RSS, why no full text???

29 11 2008

RSS, or Really Simple Syndication is a great tool for staying on top of the latest news. But a growing trend is hindering this protocol.

I love the fact that my RSS reader allows me to quickly browse through all the blogs I read,—plus it wirelessly syncs up with my iPod Touch (Thank you NewsGator/FeedDemon/NetNewsWire)—however, lately I’ve noticed a disturbing trend. A few feed publishers have begun offering only a short summary of their articles, requiring you to click a “Read More..” link(I’m calling you out Ars Technica), forcing you to open the page in a new window. The reason this bothers me so much is that the whole reason I use RSS is that I want all the content from multiple blogs in one place. Having to open up the article in a new window is frustrating, but it’s even worse on my Touch, where I can’t quickly switch back and forth between windows. Of course, to add insult to injury the article isn’t pre-fetched, slowing me down even further.

• _Records contained in a dataset_
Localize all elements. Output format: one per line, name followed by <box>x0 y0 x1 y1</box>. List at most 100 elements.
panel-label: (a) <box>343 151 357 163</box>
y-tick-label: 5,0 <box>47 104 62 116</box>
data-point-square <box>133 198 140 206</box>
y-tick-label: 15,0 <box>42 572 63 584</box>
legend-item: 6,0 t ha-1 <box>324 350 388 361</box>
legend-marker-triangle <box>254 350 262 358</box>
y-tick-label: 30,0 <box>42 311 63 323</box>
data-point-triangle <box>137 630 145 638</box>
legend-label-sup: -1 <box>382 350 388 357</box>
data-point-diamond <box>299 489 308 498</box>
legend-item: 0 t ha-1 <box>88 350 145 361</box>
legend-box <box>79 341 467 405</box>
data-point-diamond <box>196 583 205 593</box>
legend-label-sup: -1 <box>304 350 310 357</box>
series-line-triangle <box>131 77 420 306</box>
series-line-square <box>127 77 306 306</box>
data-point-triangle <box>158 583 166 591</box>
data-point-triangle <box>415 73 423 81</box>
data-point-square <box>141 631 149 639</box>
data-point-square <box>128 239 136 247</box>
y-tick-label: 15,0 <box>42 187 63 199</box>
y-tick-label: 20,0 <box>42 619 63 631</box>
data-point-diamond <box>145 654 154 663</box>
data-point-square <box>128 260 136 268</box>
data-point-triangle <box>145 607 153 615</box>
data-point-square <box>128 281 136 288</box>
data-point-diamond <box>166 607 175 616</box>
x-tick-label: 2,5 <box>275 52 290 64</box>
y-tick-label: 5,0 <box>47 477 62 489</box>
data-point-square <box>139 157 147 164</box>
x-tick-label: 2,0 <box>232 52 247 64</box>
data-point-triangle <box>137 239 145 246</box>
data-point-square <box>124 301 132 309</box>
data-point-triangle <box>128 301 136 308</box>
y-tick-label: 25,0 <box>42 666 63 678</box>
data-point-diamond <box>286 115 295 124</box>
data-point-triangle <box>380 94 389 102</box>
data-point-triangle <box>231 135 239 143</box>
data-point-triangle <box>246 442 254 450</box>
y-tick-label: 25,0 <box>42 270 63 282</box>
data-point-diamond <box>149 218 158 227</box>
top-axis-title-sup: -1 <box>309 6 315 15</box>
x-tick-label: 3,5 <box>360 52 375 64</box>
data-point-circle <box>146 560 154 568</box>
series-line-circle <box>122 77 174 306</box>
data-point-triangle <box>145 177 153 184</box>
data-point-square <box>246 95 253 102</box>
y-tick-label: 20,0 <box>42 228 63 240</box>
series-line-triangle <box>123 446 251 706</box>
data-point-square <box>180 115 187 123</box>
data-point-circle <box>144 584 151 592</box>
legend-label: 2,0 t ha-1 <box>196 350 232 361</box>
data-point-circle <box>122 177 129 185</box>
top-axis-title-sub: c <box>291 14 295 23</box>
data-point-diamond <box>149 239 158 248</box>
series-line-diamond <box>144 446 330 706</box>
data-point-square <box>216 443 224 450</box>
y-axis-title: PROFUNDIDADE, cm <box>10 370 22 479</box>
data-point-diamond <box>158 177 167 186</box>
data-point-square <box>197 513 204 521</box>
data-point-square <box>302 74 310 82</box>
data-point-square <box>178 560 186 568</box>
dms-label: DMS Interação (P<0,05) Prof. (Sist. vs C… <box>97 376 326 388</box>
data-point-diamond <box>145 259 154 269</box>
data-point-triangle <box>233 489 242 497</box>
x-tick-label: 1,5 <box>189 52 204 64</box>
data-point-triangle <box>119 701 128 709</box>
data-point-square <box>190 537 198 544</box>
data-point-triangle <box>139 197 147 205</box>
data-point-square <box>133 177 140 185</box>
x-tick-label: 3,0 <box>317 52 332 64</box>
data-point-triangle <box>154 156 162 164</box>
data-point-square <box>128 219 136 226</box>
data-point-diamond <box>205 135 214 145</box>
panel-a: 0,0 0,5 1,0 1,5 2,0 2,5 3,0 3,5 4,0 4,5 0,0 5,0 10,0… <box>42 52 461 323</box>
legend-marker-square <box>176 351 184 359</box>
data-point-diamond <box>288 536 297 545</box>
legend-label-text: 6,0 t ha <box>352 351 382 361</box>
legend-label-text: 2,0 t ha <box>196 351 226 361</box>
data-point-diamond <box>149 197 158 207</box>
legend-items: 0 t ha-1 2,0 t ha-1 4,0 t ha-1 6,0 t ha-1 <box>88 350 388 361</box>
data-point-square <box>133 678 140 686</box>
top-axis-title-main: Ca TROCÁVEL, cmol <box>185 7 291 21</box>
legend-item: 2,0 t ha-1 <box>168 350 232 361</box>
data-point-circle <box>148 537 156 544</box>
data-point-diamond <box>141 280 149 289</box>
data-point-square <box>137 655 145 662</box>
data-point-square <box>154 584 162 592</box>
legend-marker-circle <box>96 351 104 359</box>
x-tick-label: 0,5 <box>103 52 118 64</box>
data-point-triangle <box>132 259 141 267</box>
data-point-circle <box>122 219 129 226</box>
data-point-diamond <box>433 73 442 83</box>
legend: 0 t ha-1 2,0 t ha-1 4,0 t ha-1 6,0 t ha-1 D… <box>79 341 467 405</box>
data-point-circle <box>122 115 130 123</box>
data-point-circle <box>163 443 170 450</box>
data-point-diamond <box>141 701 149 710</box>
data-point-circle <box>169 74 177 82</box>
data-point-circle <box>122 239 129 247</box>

• _Exercise requirements_
1. Can you reproduce the RSS post between "RSS, why no" and "hindering this protocol.", inclusive?
2. Do these statements agree with the RSS post? Answer yes or no for each, quoting the deciding words of the post. (a) The author's RSS reader syncs wirelessly with an iPod Touch. (b) Ars Technica is named as a publisher whose feed carries full articles. (c) Linked articles are pre-fetched before the reader opens them.
3. How would you continue the RSS post from where it stops?

• _List of answers_
1.
RSS, why no full text???

29 11 2008

RSS, or Really Simple Syndication is a great tool for staying on top of the latest news. But a growing trend is hindering this protocol.

2.
(a) Yes: "it wirelessly syncs up with my iPod Touch"
(b) No: "A few feed publishers have begun offering only a short summary of their articles, requiring you to click a “Read More..” link(I’m calling you out Ars Technica)"
(c) No: "the article isn’t pre-fetched"

3.
More importantly, I don’t understand why Ars would choose this format. They were never in print media; they started as a technology blog that caters to technologists who are on the go and want information quickly. Why would they want to slow down their readers, much less force them to work to access their content? Furthermore, even the newspaper industry, which has traditionally provided only snippets of text, is starting to relax its death grip on its content. For example, The Guardian has started releasing full text in its RSS feeds.

So, to all content publishers out there remember, readers want information on their terms, not yours. This includes letting your readers selectively subscribe to your articles, which has been a request by many readers on other blogs during this election season, who think that tech blogs and politics do not mix, (cough lifehacker cough). Really, just give the readers what they want.

Keep a look out for my next post coming up in the next few weeks.



7 responses to “RSS, why no full text???”

30 11 2008
Felix (21:23:33) :

Page Views.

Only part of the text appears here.